▸ **Data under study**:
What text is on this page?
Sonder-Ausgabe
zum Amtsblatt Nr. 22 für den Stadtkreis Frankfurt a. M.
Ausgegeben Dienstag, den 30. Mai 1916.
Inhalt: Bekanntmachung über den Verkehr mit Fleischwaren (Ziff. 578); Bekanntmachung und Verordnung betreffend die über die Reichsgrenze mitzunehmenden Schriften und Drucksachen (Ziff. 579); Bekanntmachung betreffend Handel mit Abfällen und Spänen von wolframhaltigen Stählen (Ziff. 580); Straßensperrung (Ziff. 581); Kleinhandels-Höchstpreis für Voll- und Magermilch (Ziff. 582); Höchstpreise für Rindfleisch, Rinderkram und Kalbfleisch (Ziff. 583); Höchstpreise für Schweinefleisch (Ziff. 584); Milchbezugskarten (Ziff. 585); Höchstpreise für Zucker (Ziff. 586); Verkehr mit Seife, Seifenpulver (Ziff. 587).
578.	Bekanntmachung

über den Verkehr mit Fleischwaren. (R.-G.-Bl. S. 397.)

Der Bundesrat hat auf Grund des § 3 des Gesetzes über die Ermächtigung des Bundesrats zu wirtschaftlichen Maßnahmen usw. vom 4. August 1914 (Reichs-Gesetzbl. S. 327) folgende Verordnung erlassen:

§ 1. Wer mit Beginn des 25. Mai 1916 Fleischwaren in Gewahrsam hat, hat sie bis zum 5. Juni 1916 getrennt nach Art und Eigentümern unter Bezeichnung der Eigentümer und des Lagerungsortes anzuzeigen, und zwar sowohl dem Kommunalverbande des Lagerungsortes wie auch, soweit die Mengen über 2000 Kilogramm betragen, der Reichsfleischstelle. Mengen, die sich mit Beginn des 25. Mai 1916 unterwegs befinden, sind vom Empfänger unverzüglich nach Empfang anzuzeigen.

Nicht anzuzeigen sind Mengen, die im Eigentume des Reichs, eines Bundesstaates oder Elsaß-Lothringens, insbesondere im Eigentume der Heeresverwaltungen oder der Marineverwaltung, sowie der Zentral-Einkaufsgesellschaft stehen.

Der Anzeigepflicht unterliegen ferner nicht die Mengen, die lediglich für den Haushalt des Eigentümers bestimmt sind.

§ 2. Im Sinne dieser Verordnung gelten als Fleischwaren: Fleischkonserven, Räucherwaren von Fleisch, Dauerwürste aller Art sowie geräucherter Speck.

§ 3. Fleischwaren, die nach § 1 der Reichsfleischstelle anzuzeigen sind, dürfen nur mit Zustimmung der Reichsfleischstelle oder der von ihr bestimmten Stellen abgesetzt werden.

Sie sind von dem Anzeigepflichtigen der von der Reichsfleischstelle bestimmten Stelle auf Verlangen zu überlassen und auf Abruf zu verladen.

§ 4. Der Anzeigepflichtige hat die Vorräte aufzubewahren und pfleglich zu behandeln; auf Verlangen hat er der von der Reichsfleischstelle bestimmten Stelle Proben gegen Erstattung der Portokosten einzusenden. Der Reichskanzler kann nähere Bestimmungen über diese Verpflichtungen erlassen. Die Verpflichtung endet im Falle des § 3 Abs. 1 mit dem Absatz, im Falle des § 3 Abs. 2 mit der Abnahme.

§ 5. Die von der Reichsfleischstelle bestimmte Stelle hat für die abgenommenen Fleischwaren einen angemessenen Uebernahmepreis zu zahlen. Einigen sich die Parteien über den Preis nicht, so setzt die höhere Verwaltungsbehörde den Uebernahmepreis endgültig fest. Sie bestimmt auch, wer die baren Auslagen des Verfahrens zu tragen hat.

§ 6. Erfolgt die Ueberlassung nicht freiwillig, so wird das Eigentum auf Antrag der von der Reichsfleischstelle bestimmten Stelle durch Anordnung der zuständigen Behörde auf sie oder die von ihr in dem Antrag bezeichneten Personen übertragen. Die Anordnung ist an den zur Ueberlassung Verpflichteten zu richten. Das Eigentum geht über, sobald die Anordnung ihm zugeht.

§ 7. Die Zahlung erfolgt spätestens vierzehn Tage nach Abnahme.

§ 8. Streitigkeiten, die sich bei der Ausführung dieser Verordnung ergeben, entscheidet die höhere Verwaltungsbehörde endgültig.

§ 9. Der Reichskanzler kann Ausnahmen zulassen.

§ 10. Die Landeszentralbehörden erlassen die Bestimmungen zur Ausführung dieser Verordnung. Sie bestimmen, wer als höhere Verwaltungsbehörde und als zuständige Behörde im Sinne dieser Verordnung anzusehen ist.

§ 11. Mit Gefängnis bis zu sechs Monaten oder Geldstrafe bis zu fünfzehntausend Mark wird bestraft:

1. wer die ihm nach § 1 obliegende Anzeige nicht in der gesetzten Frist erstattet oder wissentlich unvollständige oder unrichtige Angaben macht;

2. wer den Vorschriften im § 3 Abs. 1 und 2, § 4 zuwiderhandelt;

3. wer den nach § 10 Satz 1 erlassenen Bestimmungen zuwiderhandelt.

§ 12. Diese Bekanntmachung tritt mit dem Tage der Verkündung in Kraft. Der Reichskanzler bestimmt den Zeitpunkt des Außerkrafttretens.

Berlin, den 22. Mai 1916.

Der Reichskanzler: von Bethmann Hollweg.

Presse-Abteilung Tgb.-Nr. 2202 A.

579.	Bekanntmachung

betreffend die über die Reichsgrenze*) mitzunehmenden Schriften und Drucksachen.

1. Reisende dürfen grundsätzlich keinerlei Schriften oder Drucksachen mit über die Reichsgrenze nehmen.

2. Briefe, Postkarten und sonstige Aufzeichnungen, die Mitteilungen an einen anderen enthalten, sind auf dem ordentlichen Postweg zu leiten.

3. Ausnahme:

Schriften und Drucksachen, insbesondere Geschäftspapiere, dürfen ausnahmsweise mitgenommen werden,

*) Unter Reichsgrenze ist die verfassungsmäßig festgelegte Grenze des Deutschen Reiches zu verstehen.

▸ **Activity**:
Copy out every line of the data that includes "nach".

▸ **Written answer**:
§ 1. Wer mit Beginn des 25. Mai 1916 Fleischwaren in Gewahrsam hat, hat sie bis zum 5. Juni 1916 getrennt nach Art und Eigentümern unter Bezeichnung der Eigentümer und des Lagerungsortes anzuzeigen, und zwar sowohl dem Kommunalverbande des Lagerungsortes wie auch, soweit die Mengen über 2000 Kilogramm betragen, der Reichsfleischstelle. Mengen, die sich mit Beginn des 25. Mai 1916 unterwegs befinden, sind vom Empfänger unverzüglich nach Empfang anzuzeigen.
§ 3. Fleischwaren, die nach § 1 der Reichsfleischstelle anzuzeigen sind, dürfen nur mit Zustimmung der Reichsfleischstelle oder der von ihr bestimmten Stellen abgesetzt werden.
§ 7. Die Zahlung erfolgt spätestens vierzehn Tage nach Abnahme.
1. wer die ihm nach § 1 obliegende Anzeige nicht in der gesetzten Frist erstattet oder wissentlich unvollständige oder unrichtige Angaben macht;
3. wer den nach § 10 Satz 1 erlassenen Bestimmungen zuwiderhandelt.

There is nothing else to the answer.